Document section
== == ==
We expect that equilibrium or steady state conditions between surface conditions and atmospheric composition is achieved relatively quickly within an annual time scale as described in the IPCC carbon budget (IPCC, 2014).

That’s just wrong and the vague reference to the IPCC doesn’t substantiate it. Equilibration of atmosphere and, say, oceans takes a long time, several hundreds of years, in fact. See Ray Pierrehumbert’s, section 8.4, page 520, Principles of Planetary Climate. But, neverthess, Munshi goes ahead with:

This pattern may contain the information that the Henry’s Law partial pressure effect (Sander, 2015) of surface temperature on atmospheric CO2 is the dominant force in this two-way dynamic relationship.
== == ==
(Visual layout annotation data)
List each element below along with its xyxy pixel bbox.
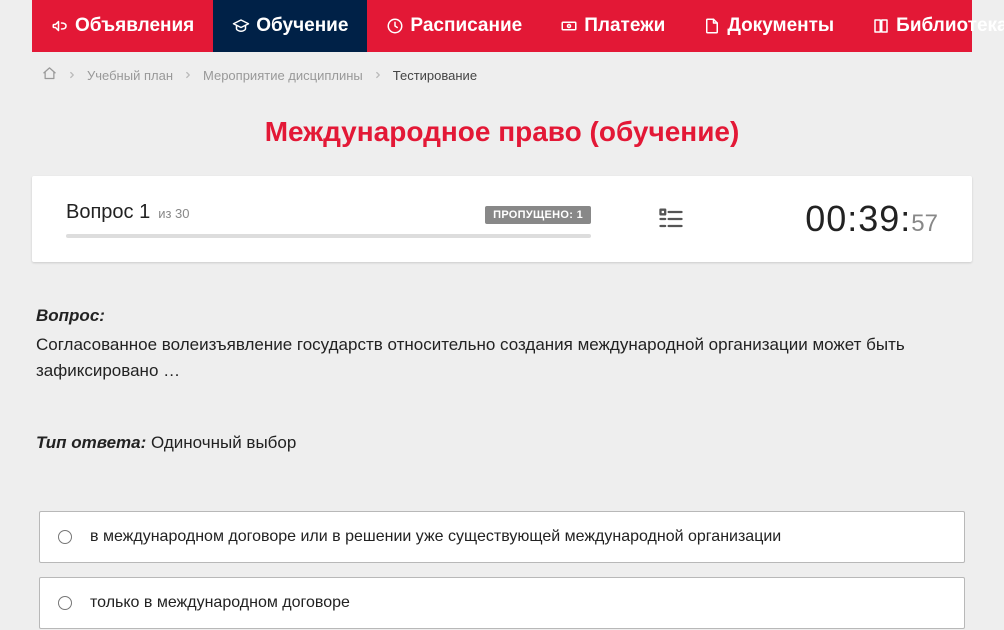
answer-type-value: Одиночный выбор bbox=[151, 433, 296, 452]
answers-list: в международном договоре или в решении у… bbox=[39, 511, 965, 630]
nav-label: Документы bbox=[727, 15, 834, 37]
nav-item-documents[interactable]: Документы bbox=[684, 0, 853, 52]
question-counter-row: Вопрос 1 из 30 ПРОПУЩЕНО: 1 bbox=[66, 201, 591, 224]
progress-bar bbox=[66, 234, 591, 238]
nav-label: Расписание bbox=[410, 15, 522, 37]
nav-item-schedule[interactable]: Расписание bbox=[367, 0, 541, 52]
status-navigator bbox=[591, 205, 751, 233]
question-body: Вопрос: Согласованное волеизъявление гос… bbox=[32, 306, 972, 453]
graduation-cap-icon bbox=[232, 17, 250, 35]
breadcrumb-link-plan[interactable]: Учебный план bbox=[87, 68, 173, 83]
breadcrumb-current: Тестирование bbox=[393, 68, 477, 83]
file-icon bbox=[703, 17, 721, 35]
clock-icon bbox=[386, 17, 404, 35]
timer-seconds: 57 bbox=[911, 210, 938, 238]
breadcrumb-link-event[interactable]: Мероприятие дисциплины bbox=[203, 68, 363, 83]
nav-item-library[interactable]: Библиотека bbox=[853, 0, 1004, 52]
chevron-right-icon bbox=[67, 70, 77, 80]
question-text: Согласованное волеизъявление государств … bbox=[36, 332, 968, 385]
breadcrumb: Учебный план Мероприятие дисциплины Тест… bbox=[32, 52, 972, 94]
megaphone-icon bbox=[51, 17, 69, 35]
answer-radio[interactable] bbox=[58, 530, 72, 544]
nav-item-payments[interactable]: Платежи bbox=[541, 0, 684, 52]
question-label: Вопрос: bbox=[36, 306, 105, 325]
page-title: Международное право (обучение) bbox=[17, 116, 987, 148]
answer-text: только в международном договоре bbox=[90, 594, 350, 612]
status-card: Вопрос 1 из 30 ПРОПУЩЕНО: 1 bbox=[32, 176, 972, 262]
question-total: из 30 bbox=[158, 206, 189, 221]
question-list-button[interactable] bbox=[656, 205, 686, 233]
timer: 00:39:57 bbox=[805, 198, 938, 240]
app-viewport[interactable]: Объявления Обучение Расписание Платежи bbox=[0, 0, 1004, 630]
answer-option[interactable]: в международном договоре или в решении у… bbox=[39, 511, 965, 563]
nav-label: Платежи bbox=[584, 15, 665, 37]
nav-label: Объявления bbox=[75, 15, 194, 37]
home-icon bbox=[42, 69, 57, 84]
top-nav: Объявления Обучение Расписание Платежи bbox=[32, 0, 972, 52]
chevron-right-icon bbox=[373, 70, 383, 80]
nav-item-announcements[interactable]: Объявления bbox=[32, 0, 213, 52]
breadcrumb-home[interactable] bbox=[42, 66, 57, 84]
answer-type-row: Тип ответа: Одиночный выбор bbox=[36, 433, 968, 453]
chevron-right-icon bbox=[183, 70, 193, 80]
banknote-icon bbox=[560, 17, 578, 35]
nav-item-learning[interactable]: Обучение bbox=[213, 0, 367, 52]
answer-radio[interactable] bbox=[58, 596, 72, 610]
question-label-row: Вопрос: bbox=[36, 306, 968, 326]
answer-option[interactable]: только в международном договоре bbox=[39, 577, 965, 629]
question-number: Вопрос 1 bbox=[66, 201, 150, 224]
nav-label: Библиотека bbox=[896, 15, 1004, 37]
book-icon bbox=[872, 17, 890, 35]
nav-label: Обучение bbox=[256, 15, 348, 37]
status-progress-block: Вопрос 1 из 30 ПРОПУЩЕНО: 1 bbox=[66, 201, 591, 238]
skipped-badge: ПРОПУЩЕНО: 1 bbox=[485, 206, 591, 224]
answer-type-label: Тип ответа: bbox=[36, 433, 146, 452]
timer-minutes: 00:39: bbox=[805, 198, 911, 240]
page-container: Объявления Обучение Расписание Платежи bbox=[17, 0, 987, 630]
answer-text: в международном договоре или в решении у… bbox=[90, 528, 781, 546]
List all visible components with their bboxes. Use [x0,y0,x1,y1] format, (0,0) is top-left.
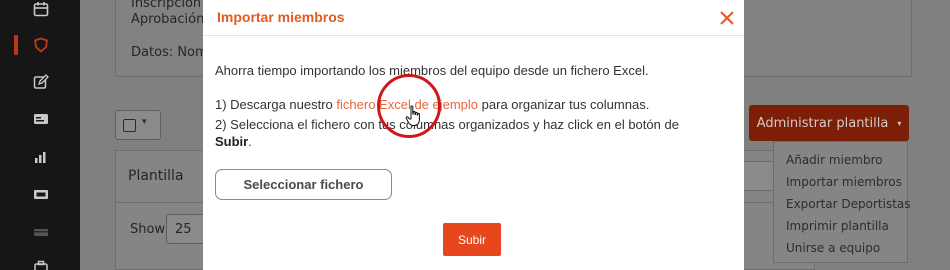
menu-item-import-members[interactable]: Importar miembros [786,175,902,189]
modal-header: Importar miembros [203,0,744,36]
hand-pointer-icon [405,105,423,127]
close-icon[interactable] [718,9,736,27]
checkbox[interactable] [123,119,136,132]
modal-intro-text: Ahorra tiempo importando los miembros de… [215,63,649,78]
caret-down-icon: ▾ [897,118,902,128]
step-1-suffix: para organizar tus columnas. [478,97,650,112]
select-all-checkbox-dropdown[interactable]: ▾ [115,110,161,140]
manage-roster-button[interactable]: Administrar plantilla ▾ [749,105,909,141]
select-file-button[interactable]: Seleccionar fichero [215,169,392,200]
shield-icon[interactable] [31,35,51,55]
calendar-icon[interactable] [31,0,51,19]
sidebar-active-indicator [14,35,18,55]
roster-panel-title: Plantilla [128,168,184,184]
show-entries-value: 25 [175,222,192,237]
edit-icon[interactable] [31,72,51,92]
show-entries-label: Show [130,222,166,237]
menu-item-join-team[interactable]: Unirse a equipo [786,241,880,255]
info-line-aprobacion: Aprobación: [131,12,209,27]
modal-title: Importar miembros [217,9,345,25]
manage-roster-menu: Añadir miembro Importar miembros Exporta… [773,141,911,263]
step-1-prefix: 1) Descarga nuestro [215,97,337,112]
info-line-datos: Datos: Nom [131,45,208,60]
menu-item-export-athletes[interactable]: Exportar Deportistas [786,197,911,211]
menu-item-print-roster[interactable]: Imprimir plantilla [786,219,889,233]
briefcase-icon[interactable] [31,258,51,270]
info-line-inscripcion: Inscripción d [131,0,214,11]
submit-button[interactable]: Subir [443,223,501,256]
ticket-icon[interactable] [31,184,51,204]
step-2-text: 2) Selecciona el fichero con tus columna… [215,117,679,132]
submit-keyword: Subir [215,134,249,149]
import-members-modal: Importar miembros Ahorra tiempo importan… [203,0,744,270]
id-card-icon[interactable] [31,109,51,129]
chevron-down-icon: ▾ [142,117,147,127]
bar-chart-icon[interactable] [31,147,51,167]
step-2-end: . [248,134,252,149]
card-icon[interactable] [31,222,51,242]
step-2-continuation: Subir. [215,134,252,149]
menu-item-add-member[interactable]: Añadir miembro [786,153,883,167]
manage-roster-label: Administrar plantilla [756,115,889,131]
sidebar [0,0,80,270]
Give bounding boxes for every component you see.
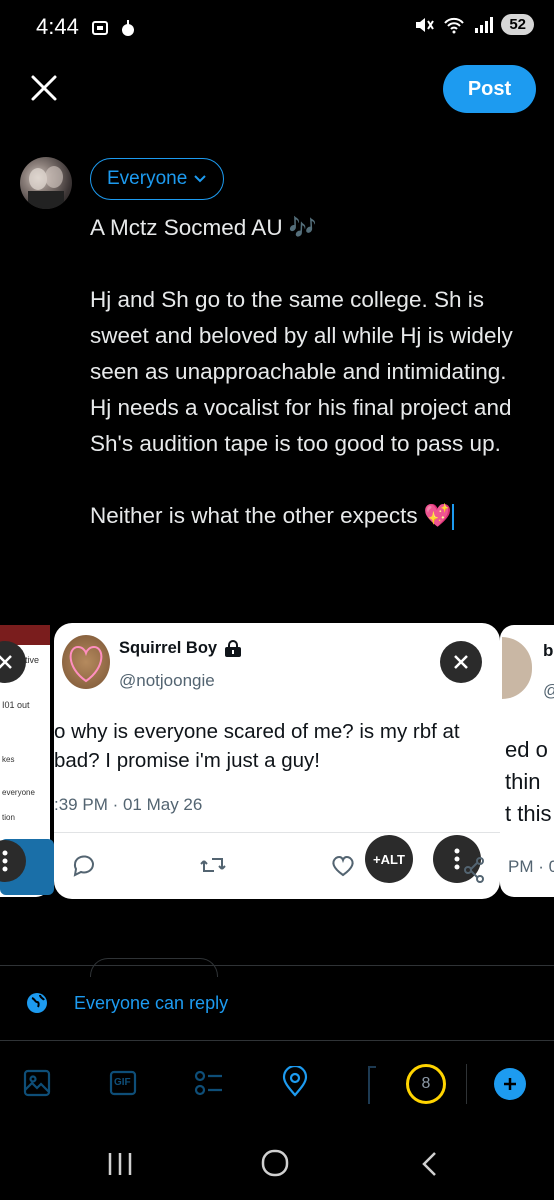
avatar-photo	[28, 166, 64, 209]
card-avatar	[502, 637, 532, 699]
attachment-card-next[interactable]: b @ ed o thin t this PM · 0	[500, 625, 554, 897]
text-cursor	[451, 504, 454, 531]
close-button[interactable]	[26, 70, 62, 106]
poll-icon[interactable]	[193, 1068, 225, 1103]
battery-indicator: 52	[501, 14, 534, 35]
character-counter: 8	[406, 1064, 446, 1104]
tweet-divider	[54, 832, 500, 833]
close-icon	[0, 655, 12, 669]
recent-apps-icon	[108, 1153, 132, 1175]
card-snippet: thin	[505, 769, 541, 794]
card-snippet: ed o	[505, 737, 548, 762]
reply-setting-label: Everyone can reply	[74, 993, 229, 1013]
add-thread-button[interactable]	[494, 1068, 526, 1100]
recent-apps-button[interactable]	[106, 1150, 134, 1183]
card-snippet: PM · 0	[508, 857, 554, 876]
post-button[interactable]: Post	[443, 65, 536, 113]
share-icon	[462, 856, 488, 889]
tweet-author-handle: @notjoongie	[119, 671, 215, 690]
heart-frame-icon	[69, 645, 103, 683]
card-snippet: b	[543, 641, 554, 660]
plus-icon	[504, 1078, 516, 1090]
mute-icon	[416, 17, 435, 32]
compose-text-content: A Mctz Socmed AU 🎶 Hj and Sh go to the s…	[90, 215, 513, 528]
home-icon	[261, 1149, 289, 1177]
chevron-down-icon	[194, 175, 206, 183]
back-button[interactable]	[418, 1150, 442, 1183]
more-vertical-icon	[2, 850, 8, 872]
close-icon	[454, 655, 468, 669]
card-snippet: kes	[2, 755, 15, 764]
card-snippet: tion	[2, 813, 15, 822]
screenshot-icon	[92, 21, 108, 35]
card-snippet: @	[543, 681, 554, 701]
back-icon	[422, 1152, 436, 1176]
like-icon	[328, 851, 358, 884]
wifi-icon	[444, 17, 465, 33]
status-notification-icons	[90, 18, 138, 38]
reply-icon	[70, 851, 98, 884]
app-notification-icon	[122, 20, 134, 36]
card-snippet: t this	[505, 801, 552, 826]
more-vertical-icon	[454, 848, 460, 870]
add-alt-text-button[interactable]: +ALT	[365, 835, 413, 883]
compose-text[interactable]: A Mctz Socmed AU 🎶 Hj and Sh go to the s…	[90, 210, 540, 534]
tweet-text: o why is everyone scared of me? is my rb…	[54, 720, 460, 772]
reply-setting-bar[interactable]: Everyone can reply	[0, 965, 554, 1041]
remove-attachment-button[interactable]	[440, 641, 482, 683]
tweet-avatar	[62, 635, 110, 689]
tweet-author-name: Squirrel Boy	[119, 639, 218, 657]
card-snippet: everyone	[2, 788, 35, 797]
status-time: 4:44	[36, 14, 79, 39]
tweet-timestamp: :39 PM · 01 May 26	[54, 795, 203, 814]
scroll-fade	[368, 1066, 376, 1104]
gif-label: GIF	[114, 1077, 131, 1088]
lock-icon	[225, 639, 242, 657]
close-icon	[31, 75, 57, 101]
toolbar-divider	[466, 1064, 467, 1104]
avatar[interactable]	[20, 157, 72, 209]
card-snippet: I01 out	[2, 700, 30, 710]
image-icon[interactable]	[22, 1068, 52, 1103]
status-right: 52	[413, 14, 534, 35]
home-button[interactable]	[260, 1148, 290, 1183]
audience-label: Everyone	[107, 168, 188, 189]
gif-icon[interactable]: GIF	[108, 1068, 138, 1103]
signal-icon	[475, 16, 494, 33]
location-icon[interactable]	[280, 1064, 310, 1103]
retweet-icon	[198, 851, 228, 884]
globe-icon	[26, 992, 48, 1019]
audience-selector[interactable]: Everyone	[90, 158, 225, 200]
== == ==
Stated task A
Answer these about the text on CO2 equilibration:
(i) Which source does the first quoted passage cite for the carbon budget?
(ii) How long does the critic say equilibration of atmosphere and oceans takes?
(iii) Which effect does the final quoted passage suggest is the dominant force in the two-way relationship?
Stated task B
Go on with the text on CO2 equilibration from the point where it stops.

Response A
(i) The IPCC carbon budget (IPCC, 2014).
(ii) Several hundreds of years.
(iii) The Henry's Law partial pressure effect (Sander, 2015) of surface temperature on atmospheric CO2.

Response B
Sander (2015) is a collection of Henry’s Law constants. This sounds authoritative, but actually means nothing. Section 8.4 of Ray Pierrehumbert’s textbook addresses Henry’s Law in connection with CO2 concentrations in depth. Another pair of textbooks by John Harte (Consider a Spherical Cow, Consider a Cylindrical Cow) addresses Henry’s Law, as section 4 of Chapter III of one, and as an exercise, section 5, of Chapter V of the other. In the latter, Harte asks “Will the seas go flat?” because the constant in Henry’s Law is temperature dependent and, so, like too warm soda or beer, CO2 is driven out if the fluid is too warm. Harte shows it can happen, but only at temperatures which are ridiculously incompatible with life. That means that, in fact, surface temperature is not the “dominant force in this two-way dynamic relationship” and, in trying to assert causality where there is none, Munshi gets it wrong.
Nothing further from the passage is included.